Figure content listings:
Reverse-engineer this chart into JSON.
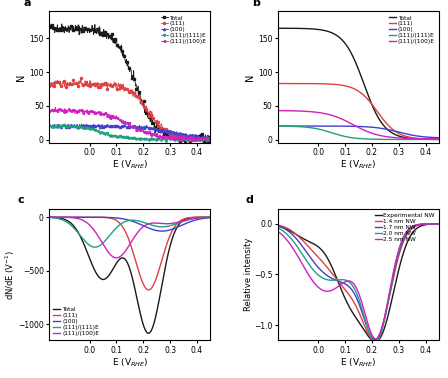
{
  "panel_labels": [
    "a",
    "b",
    "c",
    "d"
  ],
  "colors_abcd": [
    "#1a1a1a",
    "#e04040",
    "#4040cc",
    "#20a080",
    "#d020c0"
  ],
  "colors_d": [
    "#1a1a1a",
    "#e04040",
    "#4040cc",
    "#20a080",
    "#d020c0"
  ],
  "legend_labels": [
    "Total",
    "(111)",
    "(100)",
    "(111)/(111)E",
    "(111)/(100)E"
  ],
  "legend_labels_d": [
    "Experimental NW",
    "1.4 nm NW",
    "1.7 nm NW",
    "2.0 nm NW",
    "2.5 nm NW"
  ],
  "xlabel": "E (V$_{RHE}$)",
  "ylabel_ab": "N",
  "ylabel_c": "dN/dE (V$^{-1}$)",
  "ylabel_d": "Relative intensity",
  "xlim": [
    -0.15,
    0.45
  ],
  "ylim_ab": [
    -5,
    190
  ],
  "ylim_c": [
    -1150,
    80
  ],
  "ylim_d": [
    -1.15,
    0.15
  ]
}
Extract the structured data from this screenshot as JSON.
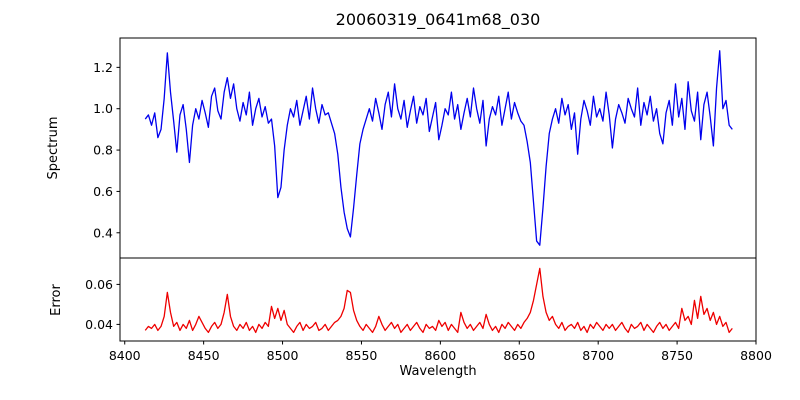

EXERCISE DETAILS:
Quote the entries in full. Any image among them is to be omitted from the copy.

CORRECT ANSWER:
Reverse-engineer this chart into JSON.
{
  "panel_labels": [
    "a",
    "b",
    "c",
    "d"
  ],
  "colors_abcd": [
    "#1a1a1a",
    "#e04040",
    "#4040cc",
    "#20a080",
    "#d020c0"
  ],
  "colors_d": [
    "#1a1a1a",
    "#e04040",
    "#4040cc",
    "#20a080",
    "#d020c0"
  ],
  "legend_labels": [
    "Total",
    "(111)",
    "(100)",
    "(111)/(111)E",
    "(111)/(100)E"
  ],
  "legend_labels_d": [
    "Experimental NW",
    "1.4 nm NW",
    "1.7 nm NW",
    "2.0 nm NW",
    "2.5 nm NW"
  ],
  "xlabel": "E (V$_{RHE}$)",
  "ylabel_ab": "N",
  "ylabel_c": "dN/dE (V$^{-1}$)",
  "ylabel_d": "Relative intensity",
  "xlim": [
    -0.15,
    0.45
  ],
  "ylim_ab": [
    -5,
    190
  ],
  "ylim_c": [
    -1150,
    80
  ],
  "ylim_d": [
    -1.15,
    0.15
  ]
}
Extract the structured data from this screenshot as JSON.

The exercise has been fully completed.